• **To do**: Could you reproduce all of the material below word for word, leaving out the picture?
-=-=-=-=-
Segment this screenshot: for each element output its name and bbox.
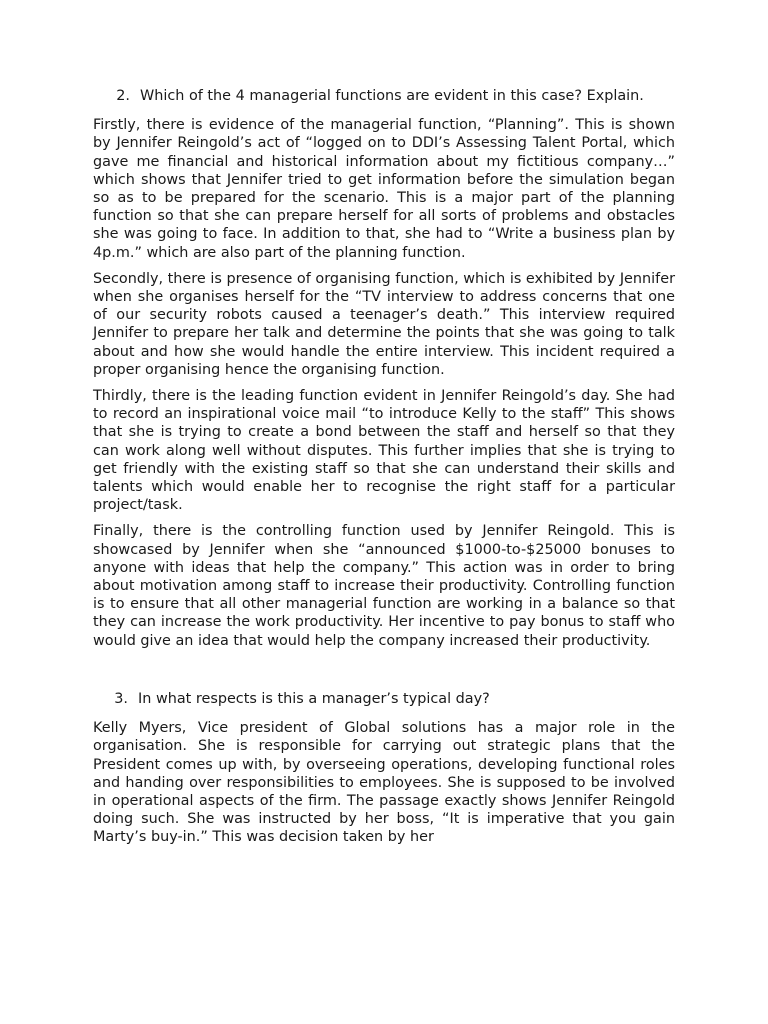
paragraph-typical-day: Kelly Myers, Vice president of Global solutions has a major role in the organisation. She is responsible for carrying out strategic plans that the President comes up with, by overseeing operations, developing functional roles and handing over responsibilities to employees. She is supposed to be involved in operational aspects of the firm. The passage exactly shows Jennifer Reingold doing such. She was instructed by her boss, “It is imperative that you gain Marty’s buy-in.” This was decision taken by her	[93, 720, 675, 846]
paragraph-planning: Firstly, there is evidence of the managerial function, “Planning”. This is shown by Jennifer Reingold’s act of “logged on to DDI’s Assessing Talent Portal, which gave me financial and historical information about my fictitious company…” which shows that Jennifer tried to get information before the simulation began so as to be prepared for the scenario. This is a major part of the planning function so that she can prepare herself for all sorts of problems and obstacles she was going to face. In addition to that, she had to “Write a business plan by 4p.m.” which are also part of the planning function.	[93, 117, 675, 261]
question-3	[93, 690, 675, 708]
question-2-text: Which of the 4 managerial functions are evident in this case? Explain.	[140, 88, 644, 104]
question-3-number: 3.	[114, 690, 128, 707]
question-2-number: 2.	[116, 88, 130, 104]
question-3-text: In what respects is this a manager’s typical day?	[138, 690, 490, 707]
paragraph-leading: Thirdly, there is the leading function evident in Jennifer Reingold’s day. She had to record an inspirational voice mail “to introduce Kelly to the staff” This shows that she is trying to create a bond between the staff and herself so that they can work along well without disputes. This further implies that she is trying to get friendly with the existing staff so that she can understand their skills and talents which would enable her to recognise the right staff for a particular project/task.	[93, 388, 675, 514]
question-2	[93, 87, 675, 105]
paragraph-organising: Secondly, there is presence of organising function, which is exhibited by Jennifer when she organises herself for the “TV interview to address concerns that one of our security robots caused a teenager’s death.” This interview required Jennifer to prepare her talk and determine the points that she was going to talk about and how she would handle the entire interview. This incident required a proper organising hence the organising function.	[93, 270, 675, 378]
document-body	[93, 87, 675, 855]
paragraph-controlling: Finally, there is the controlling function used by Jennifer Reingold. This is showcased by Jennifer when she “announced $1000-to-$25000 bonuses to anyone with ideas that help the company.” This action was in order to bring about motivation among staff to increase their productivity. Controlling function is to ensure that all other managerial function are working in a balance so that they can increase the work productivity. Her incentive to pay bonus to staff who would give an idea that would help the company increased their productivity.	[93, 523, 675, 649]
-=-=-=-=-
• **Answer to the problem**:
Segment this screenshot: for each element output its name and bbox.
paragraph-typical-day: Kelly Myers, Vice president of Global solutions has a major role in the organisation. She is responsible for carrying out strategic plans that the President comes up with, by overseeing operations, developing functional roles and handing over responsibilities to employees. She is supposed to be involved in operational aspects of the firm. The passage exactly shows Jennifer Reingold doing such. She was instructed by her boss, “It is imperative that you gain Marty’s buy-in.” This was decision taken by her	[93, 720, 675, 846]
paragraph-planning: Firstly, there is evidence of the managerial function, “Planning”. This is shown by Jennifer Reingold’s act of “logged on to DDI’s Assessing Talent Portal, which gave me financial and historical information about my fictitious company…” which shows that Jennifer tried to get information before the simulation began so as to be prepared for the scenario. This is a major part of the planning function so that she can prepare herself for all sorts of problems and obstacles she was going to face. In addition to that, she had to “Write a business plan by 4p.m.” which are also part of the planning function.	[93, 117, 675, 261]
question-3	[93, 690, 675, 708]
question-2-text: Which of the 4 managerial functions are evident in this case? Explain.	[140, 88, 644, 104]
question-3-number: 3.	[114, 690, 128, 707]
question-2-number: 2.	[116, 88, 130, 104]
question-3-text: In what respects is this a manager’s typical day?	[138, 690, 490, 707]
paragraph-leading: Thirdly, there is the leading function evident in Jennifer Reingold’s day. She had to record an inspirational voice mail “to introduce Kelly to the staff” This shows that she is trying to create a bond between the staff and herself so that they can work along well without disputes. This further implies that she is trying to get friendly with the existing staff so that she can understand their skills and talents which would enable her to recognise the right staff for a particular project/task.	[93, 388, 675, 514]
question-2	[93, 87, 675, 105]
paragraph-organising: Secondly, there is presence of organising function, which is exhibited by Jennifer when she organises herself for the “TV interview to address concerns that one of our security robots caused a teenager’s death.” This interview required Jennifer to prepare her talk and determine the points that she was going to talk about and how she would handle the entire interview. This incident required a proper organising hence the organising function.	[93, 270, 675, 378]
document-body	[93, 87, 675, 855]
paragraph-controlling: Finally, there is the controlling function used by Jennifer Reingold. This is showcased by Jennifer when she “announced $1000-to-$25000 bonuses to anyone with ideas that help the company.” This action was in order to bring about motivation among staff to increase their productivity. Controlling function is to ensure that all other managerial function are working in a balance so that they can increase the work productivity. Her incentive to pay bonus to staff who would give an idea that would help the company increased their productivity.	[93, 523, 675, 649]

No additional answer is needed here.